## À faire
a) Énumérez les exemples de contrôle technique que cite, entre parenthèses, le texte sur la préparation des déchets en vue de la réutilisation présenté plus bas.
b) Modifiez le texte sur la préparation des déchets en vue de la réutilisation : reproduisez tout ce qui va de « Ces contrôles visent » jusqu'à « annexe I, 2.2). », en remplaçant « nettoyage » par « lavage ».
***** Section du texte *****
Dans le cadre de la préparation en vue de la réutilisation, le déchet devra faire l’objet d’un contrôle technique (contrôle visuel ou tactile, tests d’étanchéité ou électriques…) et un contrôle administratif (contrôle de la cohérence entre le déchet et les documents d’accompagnement du déchet).

Ces contrôles visent à identifier les opérations qui permettront de garantir que « le déchet pourra être directement réutilisé pour le même usage qu’initialement prévu pour l’objet ou le produit chimique dont il est issu » (op. cit., art. 2 b) et annexe I, 2.1).  Le cas échéant, des étapes de nettoyage ou de réparation devront être menées pour que le déchet puisse être « directement réutilisé pour le même usage qu’initialement prévu pour l’objet ou le produit chimique dont il est issu » (op. cit., art. 2 b) et annexe I, 2.2).

Parallèlement, l’exploitant devra effectuer un auto-contrôle impliquant « une vérification administrative et une inspection visuelle des déchets entrant et des objets et produits chimiques sortant de la préparation en vue de la réutilisation » (op. cit., art. 2, e) et art. 6).  Lors de l’auto-contrôle, si des analyses complémentaires n’écartent pas le doute sur la nature ou la composition du déchet, du produit chimique ou de l’objet, le personnel compétent devra l’expédier vers une installation de gestion de déchets autorisée à le recevoir ( op. cit., art. 2, e) et art. 6). A l’issue de leur préparation, les objets et produits chimiques devront être entreposés distinctement des autres types d’objets ou produits chimiques éventuellement gérés sur le site de l’installation (op. cit., art. 2 b) et annexe I, 2.3).

Enfin, et afin d’assurer la traçabilité des objets et des produits chimiques qui ont été des déchets, chaque unité ou lot d’objets et de produits chimiques préparés devra être identifié par un numéro d’identification et la référence de l’installation ayant réalisé la préparation (op., cit., art. 2, e) et art.5).

Les déchets qui ne répondront pas à ces conditions ne pourront pas être considérés comme étant sortis de ce statut.

  • 3°.   la qualité des objets et des produits chimiques issus de la préparation en vue de la réutilisation

A l’issue de leur préparation, les matériaux ou substances devront être « conditionnés ou reconditionnés et entreposés selon des pratiques pouvant préserver leur intégrité et leur qualité » (op. cit., art. 2 c) et annexe I, 3.2.). Par ailleurs, les objets et les produits chimiques devront être « dans un état permettant une utilisation directe sans autre opération de traitement de déchets » (op. cit., art. 2 c) et annexe I, 3.1.).
***** Entrées extraites *****
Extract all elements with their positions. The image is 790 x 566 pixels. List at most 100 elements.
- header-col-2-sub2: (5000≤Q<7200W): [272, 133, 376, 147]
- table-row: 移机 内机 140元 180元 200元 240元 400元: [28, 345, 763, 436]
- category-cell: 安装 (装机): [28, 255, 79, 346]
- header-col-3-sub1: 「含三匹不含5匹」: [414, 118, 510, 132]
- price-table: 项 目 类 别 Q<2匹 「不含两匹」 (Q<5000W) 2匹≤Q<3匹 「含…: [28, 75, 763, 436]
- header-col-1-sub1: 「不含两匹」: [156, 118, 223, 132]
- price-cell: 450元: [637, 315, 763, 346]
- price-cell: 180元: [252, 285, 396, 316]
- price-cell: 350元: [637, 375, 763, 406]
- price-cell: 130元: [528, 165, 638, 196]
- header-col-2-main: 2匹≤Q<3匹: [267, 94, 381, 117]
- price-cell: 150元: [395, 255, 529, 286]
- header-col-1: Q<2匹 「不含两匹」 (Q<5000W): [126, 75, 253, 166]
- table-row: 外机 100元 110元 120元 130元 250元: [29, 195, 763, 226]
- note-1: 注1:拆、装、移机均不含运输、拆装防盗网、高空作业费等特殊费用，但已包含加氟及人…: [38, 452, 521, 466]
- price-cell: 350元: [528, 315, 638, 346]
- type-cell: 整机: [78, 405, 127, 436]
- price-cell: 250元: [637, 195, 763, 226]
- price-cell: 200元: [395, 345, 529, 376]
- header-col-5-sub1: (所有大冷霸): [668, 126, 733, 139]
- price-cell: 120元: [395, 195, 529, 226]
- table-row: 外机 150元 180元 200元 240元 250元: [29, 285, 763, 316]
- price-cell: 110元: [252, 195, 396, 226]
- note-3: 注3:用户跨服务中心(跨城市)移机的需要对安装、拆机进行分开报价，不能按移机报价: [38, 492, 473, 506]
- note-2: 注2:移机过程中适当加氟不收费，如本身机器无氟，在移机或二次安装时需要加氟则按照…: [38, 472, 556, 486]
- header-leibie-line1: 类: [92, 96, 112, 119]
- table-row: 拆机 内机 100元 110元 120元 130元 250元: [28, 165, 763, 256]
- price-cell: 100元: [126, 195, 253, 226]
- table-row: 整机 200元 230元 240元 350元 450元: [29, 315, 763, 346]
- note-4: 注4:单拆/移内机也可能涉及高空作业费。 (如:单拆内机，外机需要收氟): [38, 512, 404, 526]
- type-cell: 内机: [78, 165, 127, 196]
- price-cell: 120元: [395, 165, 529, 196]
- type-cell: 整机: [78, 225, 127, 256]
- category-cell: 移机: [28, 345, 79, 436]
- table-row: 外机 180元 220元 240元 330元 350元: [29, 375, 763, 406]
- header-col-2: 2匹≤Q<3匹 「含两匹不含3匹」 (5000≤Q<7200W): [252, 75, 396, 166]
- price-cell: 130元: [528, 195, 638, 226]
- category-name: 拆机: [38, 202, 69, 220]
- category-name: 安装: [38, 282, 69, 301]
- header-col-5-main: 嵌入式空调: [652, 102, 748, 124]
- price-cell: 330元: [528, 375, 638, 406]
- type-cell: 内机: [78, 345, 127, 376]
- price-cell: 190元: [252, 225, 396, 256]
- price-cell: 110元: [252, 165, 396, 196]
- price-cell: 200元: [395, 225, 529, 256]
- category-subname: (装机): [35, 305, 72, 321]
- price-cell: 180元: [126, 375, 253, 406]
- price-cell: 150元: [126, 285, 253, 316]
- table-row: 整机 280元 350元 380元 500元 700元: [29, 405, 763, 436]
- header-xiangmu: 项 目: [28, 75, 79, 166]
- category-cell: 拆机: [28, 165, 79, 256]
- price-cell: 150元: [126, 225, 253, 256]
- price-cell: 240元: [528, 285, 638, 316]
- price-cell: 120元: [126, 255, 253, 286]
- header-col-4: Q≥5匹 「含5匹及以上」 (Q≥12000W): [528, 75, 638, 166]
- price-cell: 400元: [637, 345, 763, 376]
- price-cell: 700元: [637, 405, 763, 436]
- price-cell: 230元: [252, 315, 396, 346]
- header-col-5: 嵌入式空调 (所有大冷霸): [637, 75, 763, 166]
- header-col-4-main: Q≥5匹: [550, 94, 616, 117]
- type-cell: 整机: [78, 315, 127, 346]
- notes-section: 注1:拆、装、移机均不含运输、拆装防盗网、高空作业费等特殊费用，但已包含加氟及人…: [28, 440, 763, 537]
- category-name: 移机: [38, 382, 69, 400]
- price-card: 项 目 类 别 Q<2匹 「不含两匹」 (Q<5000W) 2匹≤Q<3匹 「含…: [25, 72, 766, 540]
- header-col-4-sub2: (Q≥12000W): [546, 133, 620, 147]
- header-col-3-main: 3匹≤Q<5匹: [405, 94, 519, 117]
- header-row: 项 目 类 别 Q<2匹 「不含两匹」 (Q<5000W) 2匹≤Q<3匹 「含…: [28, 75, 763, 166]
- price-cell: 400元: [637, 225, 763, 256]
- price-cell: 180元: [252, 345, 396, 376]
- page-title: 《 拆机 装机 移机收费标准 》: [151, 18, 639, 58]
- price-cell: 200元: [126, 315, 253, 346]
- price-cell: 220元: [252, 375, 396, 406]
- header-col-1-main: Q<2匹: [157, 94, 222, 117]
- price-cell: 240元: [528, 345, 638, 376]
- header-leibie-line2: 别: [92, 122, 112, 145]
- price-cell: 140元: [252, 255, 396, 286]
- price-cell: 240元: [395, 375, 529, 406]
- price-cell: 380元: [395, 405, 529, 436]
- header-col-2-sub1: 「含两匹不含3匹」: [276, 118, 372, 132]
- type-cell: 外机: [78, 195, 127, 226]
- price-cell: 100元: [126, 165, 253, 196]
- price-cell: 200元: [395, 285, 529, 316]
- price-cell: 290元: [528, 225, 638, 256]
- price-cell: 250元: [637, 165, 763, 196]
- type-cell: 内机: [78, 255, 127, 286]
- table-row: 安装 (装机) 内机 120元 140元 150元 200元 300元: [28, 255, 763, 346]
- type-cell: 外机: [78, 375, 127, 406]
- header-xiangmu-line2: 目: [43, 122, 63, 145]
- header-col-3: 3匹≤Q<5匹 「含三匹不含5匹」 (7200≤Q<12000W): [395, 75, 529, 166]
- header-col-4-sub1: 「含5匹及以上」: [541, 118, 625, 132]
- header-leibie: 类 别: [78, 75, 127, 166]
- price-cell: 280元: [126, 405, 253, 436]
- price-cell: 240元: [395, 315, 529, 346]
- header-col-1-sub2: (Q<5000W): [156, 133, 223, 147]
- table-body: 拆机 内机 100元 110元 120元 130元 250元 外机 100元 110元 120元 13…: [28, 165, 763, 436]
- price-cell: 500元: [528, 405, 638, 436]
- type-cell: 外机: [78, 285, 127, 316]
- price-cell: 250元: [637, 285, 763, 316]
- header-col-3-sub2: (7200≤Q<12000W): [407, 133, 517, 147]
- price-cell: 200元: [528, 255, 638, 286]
*****
## Résultats finaux
a)
- contrôle visuel
- contrôle tactile
- tests d'étanchéité
- tests électriques

b)
Ces contrôles visent à identifier les opérations qui permettront de garantir que « le déchet pourra être directement réutilisé pour le même usage qu’initialement prévu pour l’objet ou le produit chimique dont il est issu » (op. cit., art. 2 b) et annexe I, 2.1).  Le cas échéant, des étapes de lavage ou de réparation devront être menées pour que le déchet puisse être « directement réutilisé pour le même usage qu’initialement prévu pour l’objet ou le produit chimique dont il est issu » (op. cit., art. 2 b) et annexe I, 2.2).